Each line below either holds the string "frihet" or doesn't. Count those that do and give only the number.

[Dataset records of page text]
=== Section Start ===
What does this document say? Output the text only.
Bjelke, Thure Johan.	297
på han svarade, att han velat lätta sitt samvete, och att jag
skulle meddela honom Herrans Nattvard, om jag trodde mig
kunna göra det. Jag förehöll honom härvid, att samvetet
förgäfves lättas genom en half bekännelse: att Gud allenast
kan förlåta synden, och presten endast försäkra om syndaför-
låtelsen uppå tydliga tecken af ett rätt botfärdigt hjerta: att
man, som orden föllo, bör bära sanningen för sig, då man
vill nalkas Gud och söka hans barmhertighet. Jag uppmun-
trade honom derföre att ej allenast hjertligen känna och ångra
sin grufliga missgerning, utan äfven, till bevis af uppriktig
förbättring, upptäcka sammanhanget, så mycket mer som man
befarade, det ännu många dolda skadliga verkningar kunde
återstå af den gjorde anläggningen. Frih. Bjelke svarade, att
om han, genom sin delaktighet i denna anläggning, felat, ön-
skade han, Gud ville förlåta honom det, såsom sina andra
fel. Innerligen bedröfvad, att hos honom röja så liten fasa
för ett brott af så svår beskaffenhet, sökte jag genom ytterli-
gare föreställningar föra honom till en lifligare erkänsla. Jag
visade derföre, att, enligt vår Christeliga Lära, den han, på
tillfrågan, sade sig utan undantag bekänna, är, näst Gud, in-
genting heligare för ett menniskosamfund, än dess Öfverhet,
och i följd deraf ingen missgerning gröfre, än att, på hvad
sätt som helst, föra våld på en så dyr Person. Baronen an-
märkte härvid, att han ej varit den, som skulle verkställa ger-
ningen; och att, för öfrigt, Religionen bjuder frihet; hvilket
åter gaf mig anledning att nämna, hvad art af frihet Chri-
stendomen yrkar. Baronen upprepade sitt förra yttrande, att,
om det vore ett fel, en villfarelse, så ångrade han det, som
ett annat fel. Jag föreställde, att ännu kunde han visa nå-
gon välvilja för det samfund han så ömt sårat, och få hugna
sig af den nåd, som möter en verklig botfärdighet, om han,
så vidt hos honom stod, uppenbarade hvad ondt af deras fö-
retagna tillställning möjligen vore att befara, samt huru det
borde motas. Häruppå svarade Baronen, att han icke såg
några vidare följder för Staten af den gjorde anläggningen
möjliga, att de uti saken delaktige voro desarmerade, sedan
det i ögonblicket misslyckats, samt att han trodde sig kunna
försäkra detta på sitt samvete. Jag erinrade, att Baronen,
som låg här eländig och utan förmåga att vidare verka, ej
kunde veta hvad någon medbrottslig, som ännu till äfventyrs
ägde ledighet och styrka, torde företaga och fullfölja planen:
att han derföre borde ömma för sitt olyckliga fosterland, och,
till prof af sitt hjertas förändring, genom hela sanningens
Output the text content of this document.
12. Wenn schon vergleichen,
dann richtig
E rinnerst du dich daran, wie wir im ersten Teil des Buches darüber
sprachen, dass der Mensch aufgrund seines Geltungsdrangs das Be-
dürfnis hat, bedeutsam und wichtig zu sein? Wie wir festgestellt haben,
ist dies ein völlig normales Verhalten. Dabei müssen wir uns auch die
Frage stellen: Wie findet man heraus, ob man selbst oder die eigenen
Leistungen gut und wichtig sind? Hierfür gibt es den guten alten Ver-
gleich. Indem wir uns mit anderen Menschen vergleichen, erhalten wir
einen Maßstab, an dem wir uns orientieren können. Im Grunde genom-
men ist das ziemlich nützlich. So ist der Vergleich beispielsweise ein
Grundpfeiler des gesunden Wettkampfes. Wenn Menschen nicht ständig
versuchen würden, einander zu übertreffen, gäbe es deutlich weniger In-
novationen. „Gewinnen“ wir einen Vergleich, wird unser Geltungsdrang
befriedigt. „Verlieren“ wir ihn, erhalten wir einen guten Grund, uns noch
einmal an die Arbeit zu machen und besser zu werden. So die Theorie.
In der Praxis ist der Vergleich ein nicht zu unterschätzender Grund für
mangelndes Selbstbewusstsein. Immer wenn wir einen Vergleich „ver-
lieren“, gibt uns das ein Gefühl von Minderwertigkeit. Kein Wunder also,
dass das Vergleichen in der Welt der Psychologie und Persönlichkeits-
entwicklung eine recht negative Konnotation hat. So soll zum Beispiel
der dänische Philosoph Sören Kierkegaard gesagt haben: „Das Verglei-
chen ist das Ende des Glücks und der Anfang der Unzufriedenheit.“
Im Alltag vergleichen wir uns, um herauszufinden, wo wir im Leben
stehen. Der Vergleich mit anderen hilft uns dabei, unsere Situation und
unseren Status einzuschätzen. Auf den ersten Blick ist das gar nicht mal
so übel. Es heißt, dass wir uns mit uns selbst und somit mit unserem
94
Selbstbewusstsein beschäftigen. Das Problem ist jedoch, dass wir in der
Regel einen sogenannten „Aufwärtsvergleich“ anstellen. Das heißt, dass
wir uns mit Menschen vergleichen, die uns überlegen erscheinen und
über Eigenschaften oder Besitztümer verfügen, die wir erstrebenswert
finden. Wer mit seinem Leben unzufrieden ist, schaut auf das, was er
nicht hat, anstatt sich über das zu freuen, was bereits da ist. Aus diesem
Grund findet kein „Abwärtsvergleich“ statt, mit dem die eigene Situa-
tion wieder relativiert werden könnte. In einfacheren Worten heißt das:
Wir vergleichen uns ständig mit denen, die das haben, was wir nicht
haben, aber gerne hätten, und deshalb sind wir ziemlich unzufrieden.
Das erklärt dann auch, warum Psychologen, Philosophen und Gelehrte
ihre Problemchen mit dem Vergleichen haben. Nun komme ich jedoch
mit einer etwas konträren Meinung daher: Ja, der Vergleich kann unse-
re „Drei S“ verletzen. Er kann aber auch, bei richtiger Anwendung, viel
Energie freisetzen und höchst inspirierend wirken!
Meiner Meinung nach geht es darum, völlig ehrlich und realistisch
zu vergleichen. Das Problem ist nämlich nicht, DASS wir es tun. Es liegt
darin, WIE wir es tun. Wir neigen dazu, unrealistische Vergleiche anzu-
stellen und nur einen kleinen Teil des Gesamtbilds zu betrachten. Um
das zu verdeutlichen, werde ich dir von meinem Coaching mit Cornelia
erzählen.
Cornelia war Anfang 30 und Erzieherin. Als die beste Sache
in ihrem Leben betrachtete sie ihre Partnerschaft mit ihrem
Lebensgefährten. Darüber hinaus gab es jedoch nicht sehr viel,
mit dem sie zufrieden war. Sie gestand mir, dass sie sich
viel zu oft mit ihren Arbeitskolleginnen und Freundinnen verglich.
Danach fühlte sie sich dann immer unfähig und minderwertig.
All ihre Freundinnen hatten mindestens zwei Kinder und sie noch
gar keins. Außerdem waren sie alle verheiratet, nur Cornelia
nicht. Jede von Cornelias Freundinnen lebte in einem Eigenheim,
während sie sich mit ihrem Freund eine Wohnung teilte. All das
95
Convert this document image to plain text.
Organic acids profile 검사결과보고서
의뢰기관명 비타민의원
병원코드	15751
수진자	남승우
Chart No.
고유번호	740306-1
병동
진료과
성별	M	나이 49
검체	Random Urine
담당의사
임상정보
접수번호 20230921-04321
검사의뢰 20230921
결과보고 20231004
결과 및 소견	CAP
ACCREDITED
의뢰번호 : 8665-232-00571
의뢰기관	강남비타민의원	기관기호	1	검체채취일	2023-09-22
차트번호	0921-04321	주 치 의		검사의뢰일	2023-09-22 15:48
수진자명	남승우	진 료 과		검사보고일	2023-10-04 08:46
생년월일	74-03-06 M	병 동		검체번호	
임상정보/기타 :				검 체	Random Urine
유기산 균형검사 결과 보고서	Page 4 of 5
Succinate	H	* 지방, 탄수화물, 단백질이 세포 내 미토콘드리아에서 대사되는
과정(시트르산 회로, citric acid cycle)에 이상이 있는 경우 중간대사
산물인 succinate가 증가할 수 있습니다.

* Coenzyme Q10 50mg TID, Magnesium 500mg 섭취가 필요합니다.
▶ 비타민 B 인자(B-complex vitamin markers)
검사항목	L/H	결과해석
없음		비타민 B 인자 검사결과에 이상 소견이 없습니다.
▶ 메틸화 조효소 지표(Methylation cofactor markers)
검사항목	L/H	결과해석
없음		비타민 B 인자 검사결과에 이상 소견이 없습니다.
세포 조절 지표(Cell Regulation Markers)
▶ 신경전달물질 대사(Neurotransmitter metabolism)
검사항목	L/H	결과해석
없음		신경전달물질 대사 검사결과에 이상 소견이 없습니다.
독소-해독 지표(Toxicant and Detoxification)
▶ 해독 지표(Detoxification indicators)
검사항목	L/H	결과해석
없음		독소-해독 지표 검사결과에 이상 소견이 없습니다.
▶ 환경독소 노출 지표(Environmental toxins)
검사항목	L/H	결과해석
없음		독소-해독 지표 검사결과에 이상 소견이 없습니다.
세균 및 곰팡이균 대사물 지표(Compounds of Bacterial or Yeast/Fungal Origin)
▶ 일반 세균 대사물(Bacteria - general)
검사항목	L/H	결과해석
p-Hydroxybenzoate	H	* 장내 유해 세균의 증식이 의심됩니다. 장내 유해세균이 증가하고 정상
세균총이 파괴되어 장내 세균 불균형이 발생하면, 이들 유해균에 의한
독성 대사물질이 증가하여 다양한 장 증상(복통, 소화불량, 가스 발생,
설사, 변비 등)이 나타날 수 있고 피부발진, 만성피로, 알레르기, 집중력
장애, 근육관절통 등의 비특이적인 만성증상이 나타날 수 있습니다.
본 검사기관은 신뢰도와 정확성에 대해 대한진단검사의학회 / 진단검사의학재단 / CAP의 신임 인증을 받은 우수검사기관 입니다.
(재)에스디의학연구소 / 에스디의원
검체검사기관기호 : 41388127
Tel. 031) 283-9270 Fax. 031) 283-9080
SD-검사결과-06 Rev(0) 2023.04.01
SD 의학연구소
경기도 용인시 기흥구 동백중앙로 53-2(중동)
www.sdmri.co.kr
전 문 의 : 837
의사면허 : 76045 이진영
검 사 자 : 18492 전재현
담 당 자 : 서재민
=== Section End ===
:: RESPONSE TO THIS EXERCISE ::
2